Exercise prompt :: Begin at the line containing "Read this page and output its text content." and copy exactly through the last line of the listing, skipping every picture.

** begin Provided material **

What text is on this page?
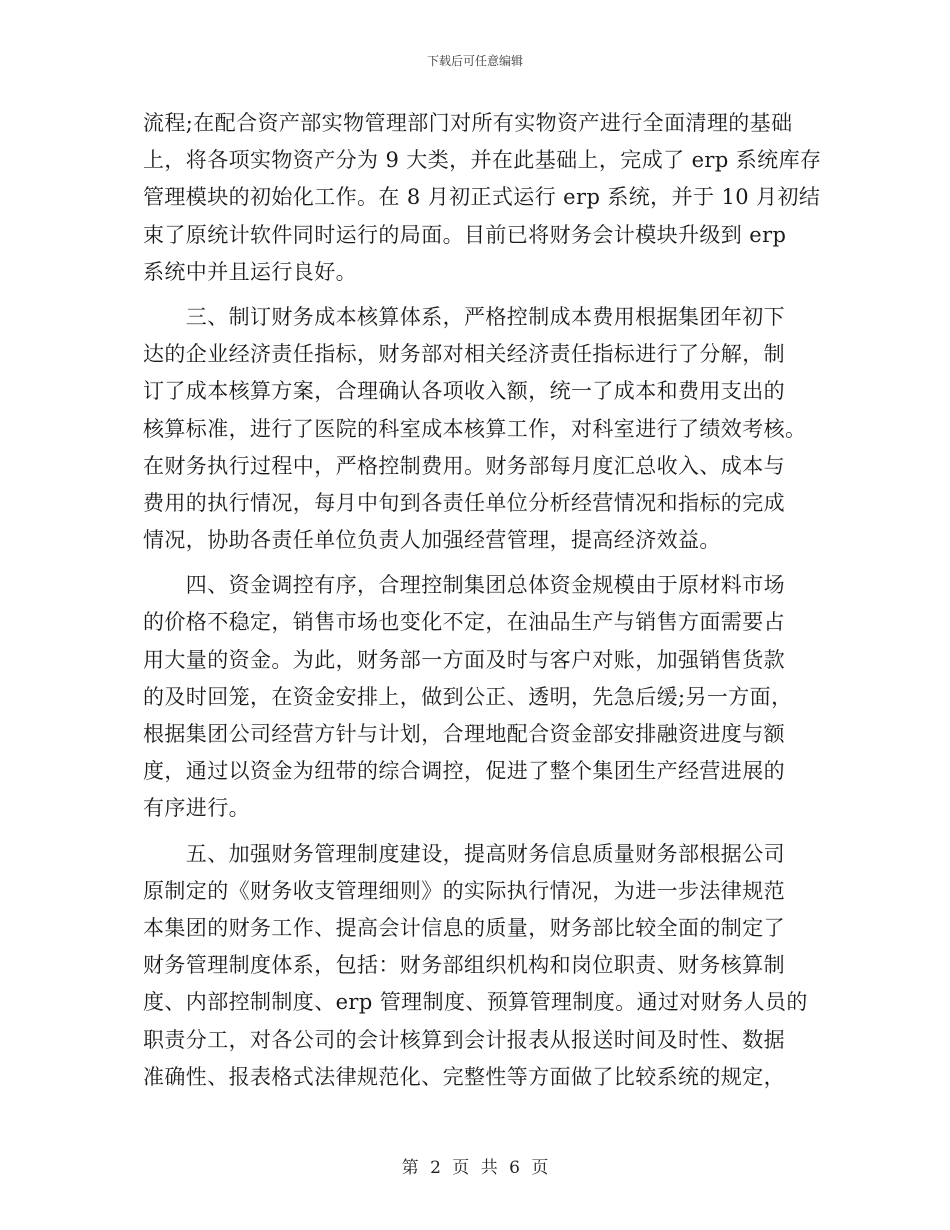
下载后可任意编辑
流程;在配合资产部实物管理部门对所有实物资产进行全面清理的基础
上，将各项实物资产分为 9 大类，并在此基础上，完成了 erp 系统库存
管理模块的初始化工作。在 8 月初正式运行 erp 系统，并于 10 月初结
束了原统计软件同时运行的局面。目前已将财务会计模块升级到 erp
系统中并且运行良好。
　　三、制订财务成本核算体系，严格控制成本费用根据集团年初下
达的企业经济责任指标，财务部对相关经济责任指标进行了分解，制
订了成本核算方案，合理确认各项收入额，统一了成本和费用支出的
核算标准，进行了医院的科室成本核算工作，对科室进行了绩效考核。
在财务执行过程中，严格控制费用。财务部每月度汇总收入、成本与
费用的执行情况，每月中旬到各责任单位分析经营情况和指标的完成
情况，协助各责任单位负责人加强经营管理，提高经济效益。
　　四、资金调控有序，合理控制集团总体资金规模由于原材料市场
的价格不稳定，销售市场也变化不定，在油品生产与销售方面需要占
用大量的资金。为此，财务部一方面及时与客户对账，加强销售货款
的及时回笼，在资金安排上，做到公正、透明，先急后缓;另一方面，
根据集团公司经营方针与计划，合理地配合资金部安排融资进度与额
度，通过以资金为纽带的综合调控，促进了整个集团生产经营进展的
有序进行。
　　五、加强财务管理制度建设，提高财务信息质量财务部根据公司
原制定的《财务收支管理细则》的实际执行情况，为进一步法律规范
本集团的财务工作、提高会计信息的质量，财务部比较全面的制定了
财务管理制度体系，包括：财务部组织机构和岗位职责、财务核算制
度、内部控制制度、erp 管理制度、预算管理制度。通过对财务人员的
职责分工，对各公司的会计核算到会计报表从报送时间及时性、数据
准确性、报表格式法律规范化、完整性等方面做了比较系统的规定，
第 2 页 共 6 页
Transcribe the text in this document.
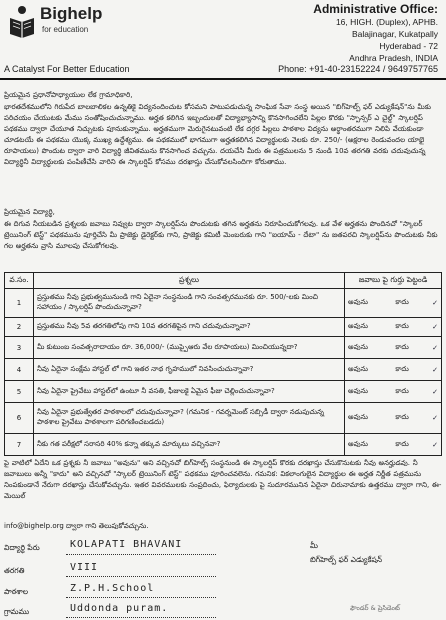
Bighelp
for education
A Catalyst For Better Education
Administrative Office:
16, HIGH. (Duplex), APHB.
Balajinagar, Kukatpally
Hyderabad - 72
Andhra Pradesh, INDIA
Phone: +91-40-23152224 / 9649757765
ప్రియమైన ప్రధానోపాధ్యాయుల లేక గ్రామాధికారి,
భారతదేశములోని గిరుపేద బాలబాలికల ఉన్నతికై విద్యనందించుట కోసమని పాటుపడుచున్న సాంఘిక సేవా సంస్థ అయిన "బిగ్‌హెల్ప్ ఫర్ ఎడ్యుకేషన్"ను మీకు పరిచయం చేయుటకు మేము సంతోషించుచున్నాము. అర్హత కలిగిన ఇబ్బందులతో విద్యాభ్యాసాన్ని కొనసాగించలేని పిల్లల కొరకు "స్పాన్సర్ ఎ చైల్డ్" స్కాలర్షిప్ పథకము ద్వారా చేయూత నిచ్చుటకు పూనుకున్నాము. అర్హతముగా మెరుగైనటువంటి లేక దగ్గర పిల్లలు పాఠశాల విద్యను అర్థాంతరముగా నిలిపి వేయకుండా చూడటయే ఈ పథకము యొక్క ముఖ్య ఉద్దేశ్యము. ఈ పథకములో భాగముగా అర్హతకలిగిన విద్యార్థులకు నెలకు రూ. 250/- (అక్షరాల రెండువందల యాభై రూపాయలు) పొందుట ద్వారా వారి విద్యార్థి జీవితమును కొనసాగించ వచ్చును. దయచేసి మీరు ఈ పత్రములను 5 నుండి 10వ తరగతి వరకు చదువుచున్న విద్యార్థినీ విద్యార్థులకు పంపిణీచేసి వారిని ఈ స్కాలర్షిప్ కోసము దరఖాస్తు చేసుకోవలసిందిగా కోరుతాము.
ప్రియమైన విద్యార్థి,
ఈ దిగువ నీయబడిన ప్రశ్నలకు జవాబు నివ్వుట ద్వారా స్కాలర్షిప్‌ను పొందుటకు తగిన అర్హతను నిరూపించుకోగలవు. ఒక వేళ అర్హతను పొందినచో "స్కాలర్ ట్రెయినింగ్ టెస్ట్" పథకమును పూర్తిచేసి మీ ప్రాజెక్టు డైరెక్టర్‌కు గాని, ప్రాజెక్టు కమిటీ మెంబరుకు గాని "ఐయామ్ - దేటా" ను జతపరచి స్కాలర్షిప్‌ను పొందుటకు నీకు గల అర్హతను వ్రాసి మూలపు చేసుకోగలవు.
వ.సం.	ప్రశ్నలు	జవాబు పై గుర్తు పెట్టండి
1	ప్రస్తుతము నీవు ప్రభుత్వమునుండి గాని ఏదైనా సంస్థనుండి గాని సంవత్సరమునకు రూ. 500/-లకు మించి సహాయం / స్కాలర్షిప్ పొందుచున్నావా?	అవును కాదు ✓

2	ప్రస్తుతము నీవు 5వ తరగతిలోపు గాని 10వ తరగతిపైన గాని చదువుచున్నావా?	అవును కాదు ✓

3	మీ కుటుంబ సంవత్సరాదాయం రూ. 36,000/- (ముప్పైఆరు వేల రూపాయలు) మించియున్నదా?	అవును కాదు ✓

4	నీవు ఏదైనా సంక్షేమ హాస్టల్ లో గాని ఇతర నాథ గృహములో నివసించుచున్నావా?	అవును కాదు ✓

5	నీవు ఏదైనా ప్రైవేటు హాస్టల్‌లో ఉంటూ నీ వసతి, ఫీజులకై ఏమైన ఫీజు చెల్లించుచున్నావా?	అవును కాదు ✓

6	నీవు ఏదైనా ప్రభుత్వేతర పాఠశాలలో చదువుచున్నావా? (గమనిక - గవర్నమెంట్ సబ్సిడీ ద్వారా నడుపుచున్న పాఠశాల ప్రైవేటు పాఠశాలగా పరిగణించబడదు)	అవును కాదు ✓

7	నీకు గత పరీక్షలో సరాసరి 40% కన్నా తక్కువ మార్కులు వచ్చినవా?	అవును కాదు ✓
పై వాటిలో ఏదేని ఒక ప్రశ్నకు నీ జవాబు "అవును" అని వచ్చినచో బిగ్‌హెల్ప్ సంస్థనుండి ఈ స్కాలర్షిప్ కొరకు దరఖాస్తు చేసుకొనుటకు నీవు అనర్హుడవు. నీ జవాబులు అన్నీ "కాదు" అని వచ్చినచో "స్కాలర్ ట్రెయినింగ్ టెస్ట్" పథకము పూరించవలెను. గమనిక: వికలాంగులైన విద్యార్థుల ఈ అర్హత నిర్ణీత పత్రమును నింపకుండానే నేరుగా దరఖాస్తు చేసుకోవచ్చును. ఇతర వివరములకు సంప్రదించు, ఫిర్యాదులకు పై సుదూరమునిన ఏదైనా చిరునామాకు ఉత్తరము ద్వారా గాని, ఈ-మెయిల్
info@bighelp.org ద్వారా గాని తెలుపుకోవచ్చును.
విద్యార్థి పేరు	KOLAPATI BHAVANI
తరగతి	VIII
పాఠశాల	Z.P.H.School
గ్రామము	Uddonda puram.
మీ
బిగ్‌హెల్ప్ ఫర్ ఎడ్యుకేషన్
ఫౌండర్ & ప్రెసిడెంట్
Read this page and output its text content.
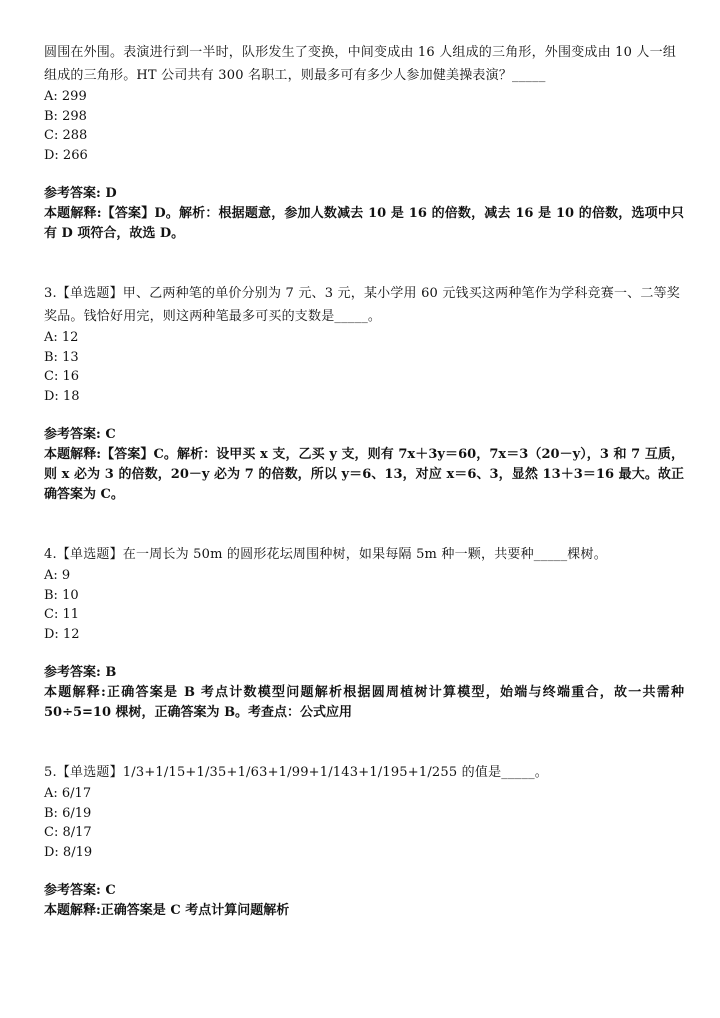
圆围在外围。表演进行到一半时，队形发生了变换，中间变成由 16 人组成的三角形，外围变成由 10 人一组组成的三角形。HT 公司共有 300 名职工，则最多可有多少人参加健美操表演？_____
A: 299
B: 298
C: 288
D: 266
参考答案: D
本题解释:【答案】D。解析：根据题意，参加人数减去 10 是 16 的倍数，减去 16 是 10 的倍数，选项中只有 D 项符合，故选 D。
3.【单选题】甲、乙两种笔的单价分别为 7 元、3 元，某小学用 60 元钱买这两种笔作为学科竞赛一、二等奖奖品。钱恰好用完，则这两种笔最多可买的支数是_____。
A: 12
B: 13
C: 16
D: 18
参考答案: C
本题解释:【答案】C。解析：设甲买 x 支，乙买 y 支，则有 7x＋3y＝60，7x＝3（20－y），3 和 7 互质，则 x 必为 3 的倍数，20－y 必为 7 的倍数，所以 y＝6、13，对应 x＝6、3，显然 13＋3＝16 最大。故正确答案为 C。
4.【单选题】在一周长为 50m 的圆形花坛周围种树，如果每隔 5m 种一颗，共要种_____棵树。
A: 9
B: 10
C: 11
D: 12
参考答案: B
本题解释:正确答案是 B 考点计数模型问题解析根据圆周植树计算模型，始端与终端重合，故一共需种 50÷5=10 棵树，正确答案为 B。考查点：公式应用
5.【单选题】1/3+1/15+1/35+1/63+1/99+1/143+1/195+1/255 的值是_____。
A: 6/17
B: 6/19
C: 8/17
D: 8/19
参考答案: C
本题解释:正确答案是 C 考点计算问题解析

** end Provided material **

Finished answer ::
Read this page and output its text content.
圆围在外围。表演进行到一半时，队形发生了变换，中间变成由 16 人组成的三角形，外围变成由 10 人一组组成的三角形。HT 公司共有 300 名职工，则最多可有多少人参加健美操表演？_____
A: 299
B: 298
C: 288
D: 266
参考答案: D
本题解释:【答案】D。解析：根据题意，参加人数减去 10 是 16 的倍数，减去 16 是 10 的倍数，选项中只有 D 项符合，故选 D。
3.【单选题】甲、乙两种笔的单价分别为 7 元、3 元，某小学用 60 元钱买这两种笔作为学科竞赛一、二等奖奖品。钱恰好用完，则这两种笔最多可买的支数是_____。
A: 12
B: 13
C: 16
D: 18
参考答案: C
本题解释:【答案】C。解析：设甲买 x 支，乙买 y 支，则有 7x＋3y＝60，7x＝3（20－y），3 和 7 互质，则 x 必为 3 的倍数，20－y 必为 7 的倍数，所以 y＝6、13，对应 x＝6、3，显然 13＋3＝16 最大。故正确答案为 C。
4.【单选题】在一周长为 50m 的圆形花坛周围种树，如果每隔 5m 种一颗，共要种_____棵树。
A: 9
B: 10
C: 11
D: 12
参考答案: B
本题解释:正确答案是 B 考点计数模型问题解析根据圆周植树计算模型，始端与终端重合，故一共需种 50÷5=10 棵树，正确答案为 B。考查点：公式应用
5.【单选题】1/3+1/15+1/35+1/63+1/99+1/143+1/195+1/255 的值是_____。
A: 6/17
B: 6/19
C: 8/17
D: 8/19
参考答案: C
本题解释:正确答案是 C 考点计算问题解析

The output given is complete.